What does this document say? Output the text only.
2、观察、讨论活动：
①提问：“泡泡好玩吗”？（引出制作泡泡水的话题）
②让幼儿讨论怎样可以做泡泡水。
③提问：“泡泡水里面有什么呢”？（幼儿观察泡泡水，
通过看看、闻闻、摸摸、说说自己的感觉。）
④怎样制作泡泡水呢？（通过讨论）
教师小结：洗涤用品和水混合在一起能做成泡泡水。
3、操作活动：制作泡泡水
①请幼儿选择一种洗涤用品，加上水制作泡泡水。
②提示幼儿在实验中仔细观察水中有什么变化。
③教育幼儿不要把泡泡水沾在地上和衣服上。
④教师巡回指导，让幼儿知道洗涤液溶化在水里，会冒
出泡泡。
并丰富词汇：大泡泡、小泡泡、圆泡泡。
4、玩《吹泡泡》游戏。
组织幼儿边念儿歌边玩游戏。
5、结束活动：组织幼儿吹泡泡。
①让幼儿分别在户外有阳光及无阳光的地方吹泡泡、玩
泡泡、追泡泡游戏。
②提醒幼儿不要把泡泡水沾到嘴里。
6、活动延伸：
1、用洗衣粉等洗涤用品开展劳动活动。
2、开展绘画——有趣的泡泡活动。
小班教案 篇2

Written exercise: Write out the listing once more, matching it exactly.

Written answer:
What does this document say? Output the text only.
2、观察、讨论活动：
①提问：“泡泡好玩吗”？（引出制作泡泡水的话题）
②让幼儿讨论怎样可以做泡泡水。
③提问：“泡泡水里面有什么呢”？（幼儿观察泡泡水，
通过看看、闻闻、摸摸、说说自己的感觉。）
④怎样制作泡泡水呢？（通过讨论）
教师小结：洗涤用品和水混合在一起能做成泡泡水。
3、操作活动：制作泡泡水
①请幼儿选择一种洗涤用品，加上水制作泡泡水。
②提示幼儿在实验中仔细观察水中有什么变化。
③教育幼儿不要把泡泡水沾在地上和衣服上。
④教师巡回指导，让幼儿知道洗涤液溶化在水里，会冒
出泡泡。
并丰富词汇：大泡泡、小泡泡、圆泡泡。
4、玩《吹泡泡》游戏。
组织幼儿边念儿歌边玩游戏。
5、结束活动：组织幼儿吹泡泡。
①让幼儿分别在户外有阳光及无阳光的地方吹泡泡、玩
泡泡、追泡泡游戏。
②提醒幼儿不要把泡泡水沾到嘴里。
6、活动延伸：
1、用洗衣粉等洗涤用品开展劳动活动。
2、开展绘画——有趣的泡泡活动。
小班教案 篇2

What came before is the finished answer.